▸ **DIRECTIONS FOR THIS TASK**
Copy all the data exactly, except the pictures.

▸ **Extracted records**
'''

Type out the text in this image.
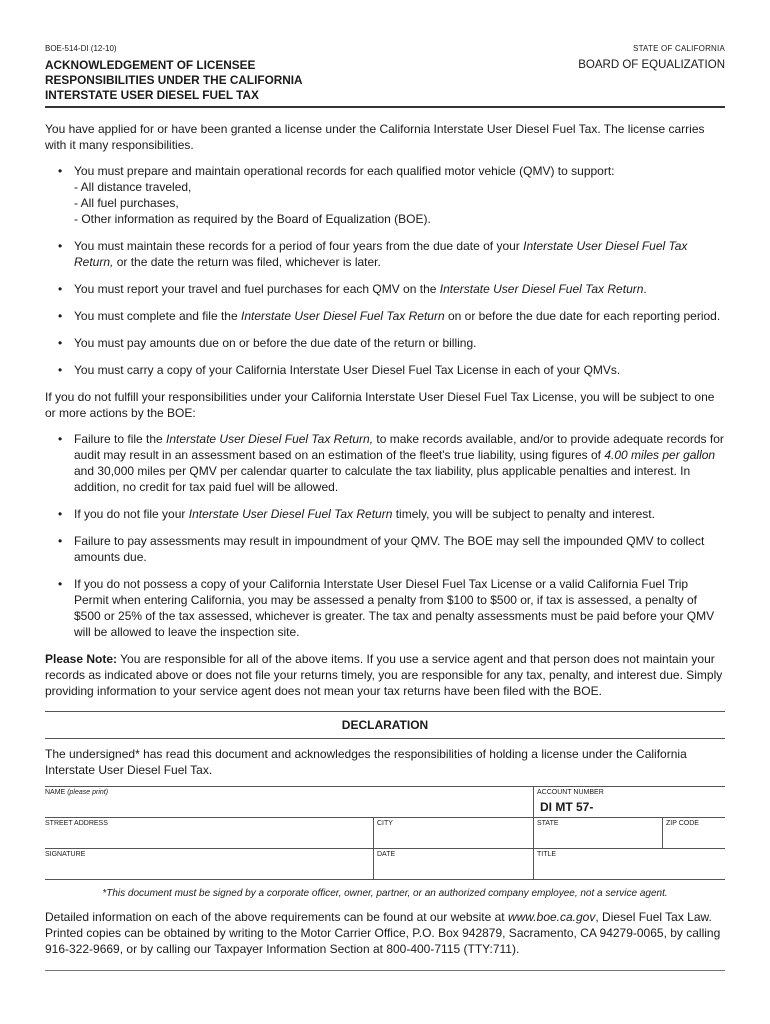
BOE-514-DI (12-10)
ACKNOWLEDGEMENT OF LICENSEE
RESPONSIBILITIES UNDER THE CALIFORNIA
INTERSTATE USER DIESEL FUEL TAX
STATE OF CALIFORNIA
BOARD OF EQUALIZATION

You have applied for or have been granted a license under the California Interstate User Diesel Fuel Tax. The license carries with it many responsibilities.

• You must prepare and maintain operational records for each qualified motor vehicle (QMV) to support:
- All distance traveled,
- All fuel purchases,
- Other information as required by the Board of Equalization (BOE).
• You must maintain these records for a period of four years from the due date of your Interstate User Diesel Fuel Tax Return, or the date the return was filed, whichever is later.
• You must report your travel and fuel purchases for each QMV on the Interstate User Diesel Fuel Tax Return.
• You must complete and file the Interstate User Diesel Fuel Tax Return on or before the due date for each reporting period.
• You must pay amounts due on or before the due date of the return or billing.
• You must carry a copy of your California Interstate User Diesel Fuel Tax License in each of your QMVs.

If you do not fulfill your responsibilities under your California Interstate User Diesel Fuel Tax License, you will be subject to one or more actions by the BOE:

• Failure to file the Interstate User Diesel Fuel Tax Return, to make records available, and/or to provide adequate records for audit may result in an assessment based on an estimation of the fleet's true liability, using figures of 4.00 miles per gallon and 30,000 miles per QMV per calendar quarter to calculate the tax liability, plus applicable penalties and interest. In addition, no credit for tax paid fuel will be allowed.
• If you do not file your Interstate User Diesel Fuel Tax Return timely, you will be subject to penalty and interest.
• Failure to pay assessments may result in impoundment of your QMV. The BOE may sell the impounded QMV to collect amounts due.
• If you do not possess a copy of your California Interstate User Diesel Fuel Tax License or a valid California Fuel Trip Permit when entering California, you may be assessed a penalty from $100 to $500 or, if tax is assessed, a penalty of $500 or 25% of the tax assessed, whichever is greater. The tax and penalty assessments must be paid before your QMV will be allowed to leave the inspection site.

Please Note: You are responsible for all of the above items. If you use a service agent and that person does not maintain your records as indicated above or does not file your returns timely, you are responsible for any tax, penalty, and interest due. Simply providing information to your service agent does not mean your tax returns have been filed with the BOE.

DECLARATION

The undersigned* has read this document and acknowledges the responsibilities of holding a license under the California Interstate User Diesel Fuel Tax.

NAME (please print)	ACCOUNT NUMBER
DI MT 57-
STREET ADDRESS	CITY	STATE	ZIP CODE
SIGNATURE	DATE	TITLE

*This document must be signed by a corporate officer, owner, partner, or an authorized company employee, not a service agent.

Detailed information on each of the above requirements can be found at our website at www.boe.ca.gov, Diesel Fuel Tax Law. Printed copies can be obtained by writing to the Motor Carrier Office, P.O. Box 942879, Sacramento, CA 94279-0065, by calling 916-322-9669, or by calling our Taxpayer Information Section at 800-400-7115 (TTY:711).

'''

▸ **WRITTEN RESPONSE**
Type out the text in this image.
BOE-514-DI (12-10)
ACKNOWLEDGEMENT OF LICENSEE
RESPONSIBILITIES UNDER THE CALIFORNIA
INTERSTATE USER DIESEL FUEL TAX
STATE OF CALIFORNIA
BOARD OF EQUALIZATION

You have applied for or have been granted a license under the California Interstate User Diesel Fuel Tax. The license carries with it many responsibilities.

• You must prepare and maintain operational records for each qualified motor vehicle (QMV) to support:
- All distance traveled,
- All fuel purchases,
- Other information as required by the Board of Equalization (BOE).
• You must maintain these records for a period of four years from the due date of your Interstate User Diesel Fuel Tax Return, or the date the return was filed, whichever is later.
• You must report your travel and fuel purchases for each QMV on the Interstate User Diesel Fuel Tax Return.
• You must complete and file the Interstate User Diesel Fuel Tax Return on or before the due date for each reporting period.
• You must pay amounts due on or before the due date of the return or billing.
• You must carry a copy of your California Interstate User Diesel Fuel Tax License in each of your QMVs.

If you do not fulfill your responsibilities under your California Interstate User Diesel Fuel Tax License, you will be subject to one or more actions by the BOE:

• Failure to file the Interstate User Diesel Fuel Tax Return, to make records available, and/or to provide adequate records for audit may result in an assessment based on an estimation of the fleet's true liability, using figures of 4.00 miles per gallon and 30,000 miles per QMV per calendar quarter to calculate the tax liability, plus applicable penalties and interest. In addition, no credit for tax paid fuel will be allowed.
• If you do not file your Interstate User Diesel Fuel Tax Return timely, you will be subject to penalty and interest.
• Failure to pay assessments may result in impoundment of your QMV. The BOE may sell the impounded QMV to collect amounts due.
• If you do not possess a copy of your California Interstate User Diesel Fuel Tax License or a valid California Fuel Trip Permit when entering California, you may be assessed a penalty from $100 to $500 or, if tax is assessed, a penalty of $500 or 25% of the tax assessed, whichever is greater. The tax and penalty assessments must be paid before your QMV will be allowed to leave the inspection site.

Please Note: You are responsible for all of the above items. If you use a service agent and that person does not maintain your records as indicated above or does not file your returns timely, you are responsible for any tax, penalty, and interest due. Simply providing information to your service agent does not mean your tax returns have been filed with the BOE.

DECLARATION

The undersigned* has read this document and acknowledges the responsibilities of holding a license under the California Interstate User Diesel Fuel Tax.

NAME (please print)	ACCOUNT NUMBER
DI MT 57-
STREET ADDRESS	CITY	STATE	ZIP CODE
SIGNATURE	DATE	TITLE

*This document must be signed by a corporate officer, owner, partner, or an authorized company employee, not a service agent.

Detailed information on each of the above requirements can be found at our website at www.boe.ca.gov, Diesel Fuel Tax Law. Printed copies can be obtained by writing to the Motor Carrier Office, P.O. Box 942879, Sacramento, CA 94279-0065, by calling 916-322-9669, or by calling our Taxpayer Information Section at 800-400-7115 (TTY:711).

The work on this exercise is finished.